• _Task details_
Count how many lines in this material contain "VIDA". The answer is that number alone.

• _Provided material_
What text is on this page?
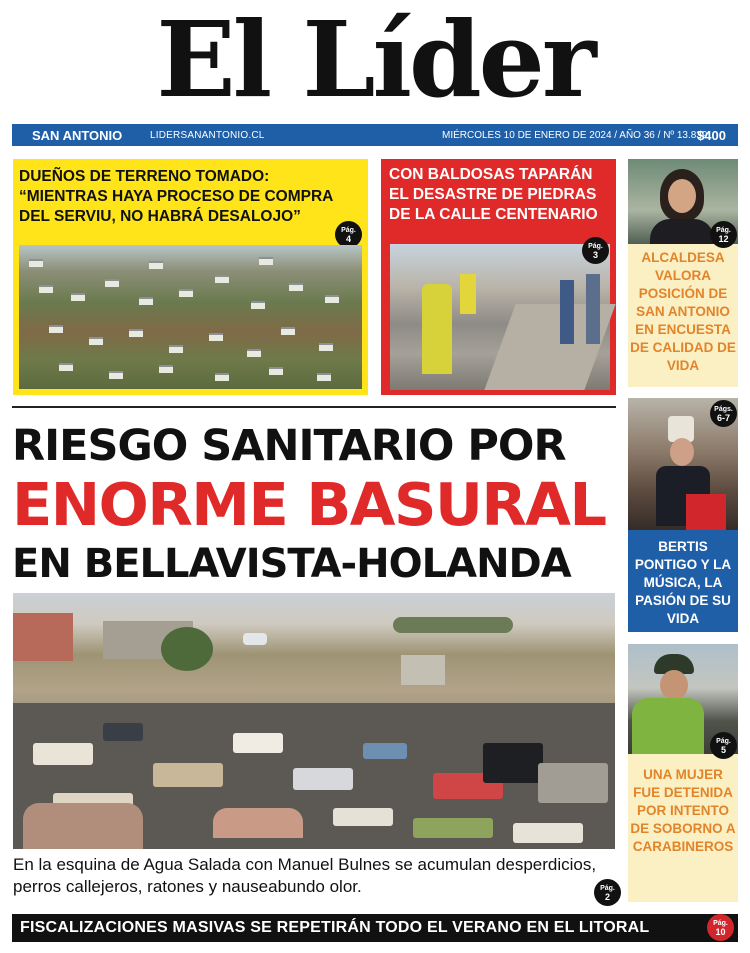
El Líder
SAN ANTONIO	LIDERSANANTONIO.CL	MIÉRCOLES 10 DE ENERO DE 2024 / AÑO 36 / Nº 13.839
$400
DUEÑOS DE TERRENO TOMADO: “MIENTRAS HAYA PROCESO DE COMPRA DEL SERVIU, NO HABRÁ DESALOJO”
Pág.
4
CON BALDOSAS TAPARÁN EL DESASTRE DE PIEDRAS DE LA CALLE CENTENARIO
Pág.
3
Pág.
12
ALCALDESA VALORA POSICIÓN DE SAN ANTONIO EN ENCUESTA DE CALIDAD DE VIDA
Págs.
6-7
BERTIS PONTIGO Y LA MÚSICA, LA PASIÓN DE SU VIDA
Pág.
5
UNA MUJER FUE DETENIDA POR INTENTO DE SOBORNO A CARABINEROS
RIESGO SANITARIO POR
ENORME BASURAL
EN BELLAVISTA-HOLANDA
Pág.
2
En la esquina de Agua Salada con Manuel Bulnes se acumulan desperdicios, perros callejeros, ratones y nauseabundo olor.
FISCALIZACIONES MASIVAS SE REPETIRÁN TODO EL VERANO EN EL LITORAL	Pág.
10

• _Exercise result_
2